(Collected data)
━━━━━━━━━━━━━━━━

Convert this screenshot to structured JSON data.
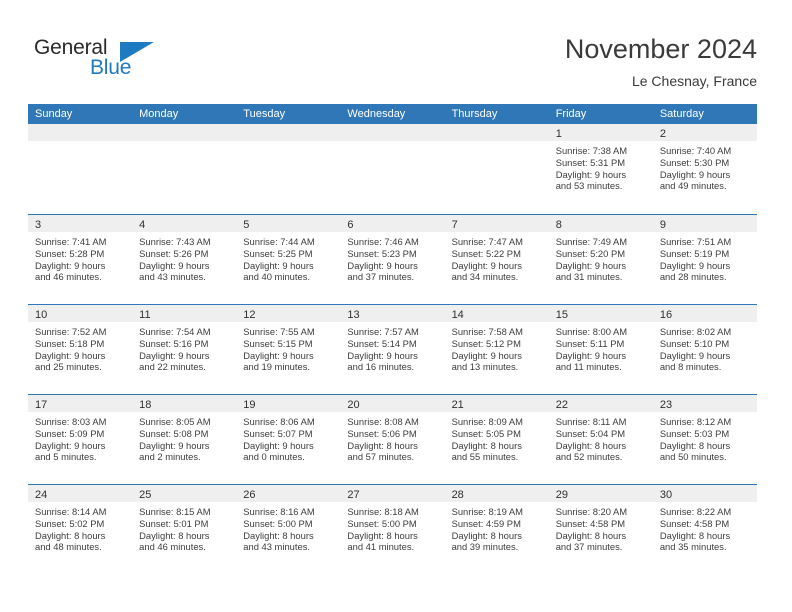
{
  "brand": {
    "name_part1": "General",
    "name_part2": "Blue",
    "accent_color": "#1f7bc1"
  },
  "header": {
    "title": "November 2024",
    "location": "Le Chesnay, France",
    "header_bg_color": "#3077b8",
    "daynum_band_color": "#efefef"
  },
  "weekdays": [
    {
      "label": "Sunday"
    },
    {
      "label": "Monday"
    },
    {
      "label": "Tuesday"
    },
    {
      "label": "Wednesday"
    },
    {
      "label": "Thursday"
    },
    {
      "label": "Friday"
    },
    {
      "label": "Saturday"
    }
  ],
  "weeks": [
    [
      {
        "day": "",
        "empty": true,
        "lines": []
      },
      {
        "day": "",
        "empty": true,
        "lines": []
      },
      {
        "day": "",
        "empty": true,
        "lines": []
      },
      {
        "day": "",
        "empty": true,
        "lines": []
      },
      {
        "day": "",
        "empty": true,
        "lines": []
      },
      {
        "day": "1",
        "empty": false,
        "lines": [
          "Sunrise: 7:38 AM",
          "Sunset: 5:31 PM",
          "Daylight: 9 hours",
          "and 53 minutes."
        ]
      },
      {
        "day": "2",
        "empty": false,
        "lines": [
          "Sunrise: 7:40 AM",
          "Sunset: 5:30 PM",
          "Daylight: 9 hours",
          "and 49 minutes."
        ]
      }
    ],
    [
      {
        "day": "3",
        "empty": false,
        "lines": [
          "Sunrise: 7:41 AM",
          "Sunset: 5:28 PM",
          "Daylight: 9 hours",
          "and 46 minutes."
        ]
      },
      {
        "day": "4",
        "empty": false,
        "lines": [
          "Sunrise: 7:43 AM",
          "Sunset: 5:26 PM",
          "Daylight: 9 hours",
          "and 43 minutes."
        ]
      },
      {
        "day": "5",
        "empty": false,
        "lines": [
          "Sunrise: 7:44 AM",
          "Sunset: 5:25 PM",
          "Daylight: 9 hours",
          "and 40 minutes."
        ]
      },
      {
        "day": "6",
        "empty": false,
        "lines": [
          "Sunrise: 7:46 AM",
          "Sunset: 5:23 PM",
          "Daylight: 9 hours",
          "and 37 minutes."
        ]
      },
      {
        "day": "7",
        "empty": false,
        "lines": [
          "Sunrise: 7:47 AM",
          "Sunset: 5:22 PM",
          "Daylight: 9 hours",
          "and 34 minutes."
        ]
      },
      {
        "day": "8",
        "empty": false,
        "lines": [
          "Sunrise: 7:49 AM",
          "Sunset: 5:20 PM",
          "Daylight: 9 hours",
          "and 31 minutes."
        ]
      },
      {
        "day": "9",
        "empty": false,
        "lines": [
          "Sunrise: 7:51 AM",
          "Sunset: 5:19 PM",
          "Daylight: 9 hours",
          "and 28 minutes."
        ]
      }
    ],
    [
      {
        "day": "10",
        "empty": false,
        "lines": [
          "Sunrise: 7:52 AM",
          "Sunset: 5:18 PM",
          "Daylight: 9 hours",
          "and 25 minutes."
        ]
      },
      {
        "day": "11",
        "empty": false,
        "lines": [
          "Sunrise: 7:54 AM",
          "Sunset: 5:16 PM",
          "Daylight: 9 hours",
          "and 22 minutes."
        ]
      },
      {
        "day": "12",
        "empty": false,
        "lines": [
          "Sunrise: 7:55 AM",
          "Sunset: 5:15 PM",
          "Daylight: 9 hours",
          "and 19 minutes."
        ]
      },
      {
        "day": "13",
        "empty": false,
        "lines": [
          "Sunrise: 7:57 AM",
          "Sunset: 5:14 PM",
          "Daylight: 9 hours",
          "and 16 minutes."
        ]
      },
      {
        "day": "14",
        "empty": false,
        "lines": [
          "Sunrise: 7:58 AM",
          "Sunset: 5:12 PM",
          "Daylight: 9 hours",
          "and 13 minutes."
        ]
      },
      {
        "day": "15",
        "empty": false,
        "lines": [
          "Sunrise: 8:00 AM",
          "Sunset: 5:11 PM",
          "Daylight: 9 hours",
          "and 11 minutes."
        ]
      },
      {
        "day": "16",
        "empty": false,
        "lines": [
          "Sunrise: 8:02 AM",
          "Sunset: 5:10 PM",
          "Daylight: 9 hours",
          "and 8 minutes."
        ]
      }
    ],
    [
      {
        "day": "17",
        "empty": false,
        "lines": [
          "Sunrise: 8:03 AM",
          "Sunset: 5:09 PM",
          "Daylight: 9 hours",
          "and 5 minutes."
        ]
      },
      {
        "day": "18",
        "empty": false,
        "lines": [
          "Sunrise: 8:05 AM",
          "Sunset: 5:08 PM",
          "Daylight: 9 hours",
          "and 2 minutes."
        ]
      },
      {
        "day": "19",
        "empty": false,
        "lines": [
          "Sunrise: 8:06 AM",
          "Sunset: 5:07 PM",
          "Daylight: 9 hours",
          "and 0 minutes."
        ]
      },
      {
        "day": "20",
        "empty": false,
        "lines": [
          "Sunrise: 8:08 AM",
          "Sunset: 5:06 PM",
          "Daylight: 8 hours",
          "and 57 minutes."
        ]
      },
      {
        "day": "21",
        "empty": false,
        "lines": [
          "Sunrise: 8:09 AM",
          "Sunset: 5:05 PM",
          "Daylight: 8 hours",
          "and 55 minutes."
        ]
      },
      {
        "day": "22",
        "empty": false,
        "lines": [
          "Sunrise: 8:11 AM",
          "Sunset: 5:04 PM",
          "Daylight: 8 hours",
          "and 52 minutes."
        ]
      },
      {
        "day": "23",
        "empty": false,
        "lines": [
          "Sunrise: 8:12 AM",
          "Sunset: 5:03 PM",
          "Daylight: 8 hours",
          "and 50 minutes."
        ]
      }
    ],
    [
      {
        "day": "24",
        "empty": false,
        "lines": [
          "Sunrise: 8:14 AM",
          "Sunset: 5:02 PM",
          "Daylight: 8 hours",
          "and 48 minutes."
        ]
      },
      {
        "day": "25",
        "empty": false,
        "lines": [
          "Sunrise: 8:15 AM",
          "Sunset: 5:01 PM",
          "Daylight: 8 hours",
          "and 46 minutes."
        ]
      },
      {
        "day": "26",
        "empty": false,
        "lines": [
          "Sunrise: 8:16 AM",
          "Sunset: 5:00 PM",
          "Daylight: 8 hours",
          "and 43 minutes."
        ]
      },
      {
        "day": "27",
        "empty": false,
        "lines": [
          "Sunrise: 8:18 AM",
          "Sunset: 5:00 PM",
          "Daylight: 8 hours",
          "and 41 minutes."
        ]
      },
      {
        "day": "28",
        "empty": false,
        "lines": [
          "Sunrise: 8:19 AM",
          "Sunset: 4:59 PM",
          "Daylight: 8 hours",
          "and 39 minutes."
        ]
      },
      {
        "day": "29",
        "empty": false,
        "lines": [
          "Sunrise: 8:20 AM",
          "Sunset: 4:58 PM",
          "Daylight: 8 hours",
          "and 37 minutes."
        ]
      },
      {
        "day": "30",
        "empty": false,
        "lines": [
          "Sunrise: 8:22 AM",
          "Sunset: 4:58 PM",
          "Daylight: 8 hours",
          "and 35 minutes."
        ]
      }
    ]
  ]
}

━━━━━━━━━━━━━━━━

Scan the listing above for the word "label" and copy every line that holds it.

      "label": "Sunday"
      "label": "Monday"
      "label": "Tuesday"
      "label": "Wednesday"
      "label": "Thursday"
      "label": "Friday"
      "label": "Saturday"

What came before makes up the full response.